WHAT IS ASKED —
(1) From the forum thread on white privilege, return the passage from "IMO White privilege" up to and including "civil rights era.".
(2) Give the username of every person who posts in the forum thread on white privilege.
(3) Continue the forum thread on white privilege from the point where it ends.

View Full Version : White privilege widespread
Aspiring Humanist
29th May 2011, 05:41
http://www.cbsnews.com/stories/2011/05/24/scitech/main20065864.shtml
The biggest difference, however, was that whites believe that anti-white bias has increased as anti-black bias has decreased. On average, the researchers found, whites rated anti-white racism as more prevalent in the 2000s than anti-black bias by more than a full point on a 10-point scale. Eleven percent of whites said whites are currently "very much" targets of discrimination, compared with 2 percent of blacks who said blacks are "very much" discrimination targets.
Aurorus Ruber
29th May 2011, 06:00
Check out the comment section for extra depression.
Jimmie Higgins
29th May 2011, 07:03
Sorry, this is going to be long because I have two major points I want to make: first is on privilege theory which, personally, I think this theory obfuscates oppression in capitalist societies.
IMO White privilege isn't increasing, anti-black, anti-Latino, and anti-Arab racism are on the rise. These attitudes reflected in the polls are not just "passively racist" or the result of "white ignorance" as I think that privilege theory seems to suggest-- it is the result of a sustained and systemic attempt by the US ruling class to roll-back the gains of the civil rights era.
The people who influence society (the ruling class) employ various ideological methods to try and do this (because if they just said, "we are cutting affirmative action because the workforce is changing and we don't really need a lot of skilled people, so we don't want to spend the money educating as many people" they probably couldn't get away with it):
- co-opting the language and heroes of the civil rights era (even Malcolm X gets a stamp and liberals try and present a simplified version of this revolutionary as a "black bigot" who later embraced multiculturalism, rather than a more complicated, radical and dynamic figure who to the end was pushing forward and would inspire the next wave of late-60s radicals like the Black Panthers).
-Those still too dangerous to co-opt are vilified and isolated like the Black Panther Party... they are regularly equated to the KKK all over right-wing radio and TV with the help of liberals - Glenn Beck and Limbaugh even used the less political New Black Panther Party to smear the legacy of the Party from the 60s. When New BP members were outside polling stations as independent observers as some kind of political stunt about black voter disenfranchisement (which obviously has a very real history and many people believe it happened in 2000 and 2004) FOX news and the Tea Partiers made a whole big fuss about how this one guy from a marginal political group was disenfranchising whites - apparently if a black guy stands outside a polling station, white people are too scared to vote(?).

Dataset records
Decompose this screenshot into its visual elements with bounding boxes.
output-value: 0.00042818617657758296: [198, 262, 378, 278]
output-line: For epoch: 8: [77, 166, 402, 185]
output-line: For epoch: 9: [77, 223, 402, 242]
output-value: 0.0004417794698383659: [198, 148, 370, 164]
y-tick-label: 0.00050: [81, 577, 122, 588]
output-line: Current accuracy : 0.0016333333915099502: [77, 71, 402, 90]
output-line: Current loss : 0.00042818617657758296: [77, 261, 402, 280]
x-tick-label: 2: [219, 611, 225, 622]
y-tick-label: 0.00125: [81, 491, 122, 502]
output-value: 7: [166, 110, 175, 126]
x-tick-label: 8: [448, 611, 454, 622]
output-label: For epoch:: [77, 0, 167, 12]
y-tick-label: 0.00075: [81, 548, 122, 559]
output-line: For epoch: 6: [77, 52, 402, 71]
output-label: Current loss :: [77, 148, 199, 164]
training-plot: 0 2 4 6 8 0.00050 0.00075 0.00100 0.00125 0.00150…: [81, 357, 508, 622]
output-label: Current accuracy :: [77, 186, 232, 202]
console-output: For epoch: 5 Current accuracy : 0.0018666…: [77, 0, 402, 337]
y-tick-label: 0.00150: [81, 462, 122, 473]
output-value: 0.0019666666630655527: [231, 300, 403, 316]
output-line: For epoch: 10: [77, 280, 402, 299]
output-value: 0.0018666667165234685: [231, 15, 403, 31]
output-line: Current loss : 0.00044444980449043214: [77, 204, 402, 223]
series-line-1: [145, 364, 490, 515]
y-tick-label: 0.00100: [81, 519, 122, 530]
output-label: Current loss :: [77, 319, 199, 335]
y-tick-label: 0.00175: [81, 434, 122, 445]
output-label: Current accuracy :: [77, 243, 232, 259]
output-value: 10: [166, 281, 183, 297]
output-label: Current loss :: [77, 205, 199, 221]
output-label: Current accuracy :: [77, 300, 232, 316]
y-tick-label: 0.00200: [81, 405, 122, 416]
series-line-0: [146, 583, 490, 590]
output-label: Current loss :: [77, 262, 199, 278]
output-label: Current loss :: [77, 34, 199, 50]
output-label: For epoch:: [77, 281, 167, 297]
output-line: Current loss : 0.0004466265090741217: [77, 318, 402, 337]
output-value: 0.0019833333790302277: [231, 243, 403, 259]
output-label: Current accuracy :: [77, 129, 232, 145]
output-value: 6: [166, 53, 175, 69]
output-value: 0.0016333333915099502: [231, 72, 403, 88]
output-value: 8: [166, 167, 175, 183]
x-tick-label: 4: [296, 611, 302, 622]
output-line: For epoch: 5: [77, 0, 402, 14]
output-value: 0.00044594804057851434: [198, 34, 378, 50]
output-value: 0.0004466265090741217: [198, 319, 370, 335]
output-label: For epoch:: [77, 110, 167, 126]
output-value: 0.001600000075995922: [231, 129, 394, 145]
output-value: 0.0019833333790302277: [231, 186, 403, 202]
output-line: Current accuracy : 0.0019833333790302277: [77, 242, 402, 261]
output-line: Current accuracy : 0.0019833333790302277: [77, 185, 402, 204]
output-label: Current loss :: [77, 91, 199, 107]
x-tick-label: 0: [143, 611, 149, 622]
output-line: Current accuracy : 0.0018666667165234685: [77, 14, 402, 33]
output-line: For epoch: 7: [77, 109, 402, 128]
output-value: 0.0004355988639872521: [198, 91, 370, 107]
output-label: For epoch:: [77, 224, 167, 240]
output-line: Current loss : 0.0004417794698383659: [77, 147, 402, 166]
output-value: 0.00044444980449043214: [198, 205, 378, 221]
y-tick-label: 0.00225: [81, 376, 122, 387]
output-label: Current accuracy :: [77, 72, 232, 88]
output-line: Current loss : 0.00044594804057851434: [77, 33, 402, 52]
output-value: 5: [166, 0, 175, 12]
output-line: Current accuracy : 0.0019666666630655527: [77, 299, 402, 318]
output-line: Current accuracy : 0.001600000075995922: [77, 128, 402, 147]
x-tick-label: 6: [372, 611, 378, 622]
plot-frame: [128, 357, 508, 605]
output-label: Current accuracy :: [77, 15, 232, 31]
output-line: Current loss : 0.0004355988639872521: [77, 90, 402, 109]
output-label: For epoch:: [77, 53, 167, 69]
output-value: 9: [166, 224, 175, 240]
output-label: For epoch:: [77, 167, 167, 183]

THE REPLIES —
(1)
IMO White privilege isn't increasing, anti-black, anti-Latino, and anti-Arab racism are on the rise. These attitudes reflected in the polls are not just "passively racist" or the result of "white ignorance" as I think that privilege theory seems to suggest-- it is the result of a sustained and systemic attempt by the US ruling class to roll-back the gains of the civil rights era.

(2)
Aspiring Humanist
Aurorus Ruber
Jimmie Higgins

(3)
- there has been a long campaign to create the idea of "post-racial" America and what was the fringe right in the 1980s in regards to ideas about racism in the US are now repeated not only by mainstream Republicans and Democrats, but also Obama himself. This is not an idea that formed organically, it has been pushed from above and promoted in academia to counter discussions of systemic racism in the US.
- Wrapping discredited racist myths in new academic-sounding clothes. In the 1990s people like Denesh D'Souza argued that racism was not the root of inequality in the US, it was that "black American culture" isn't as good as "white American culture" - a fancy academic way of re-inventing the old racists lie that blacks/Mexicans/pacific islanders/native Americans/Asians are poor because they are just "lazy". Now even Obama says that education inequality is due to black people not wanting to "sound white" and that blacks do worse in schools because black dads are absent or "watch too much Sports Center".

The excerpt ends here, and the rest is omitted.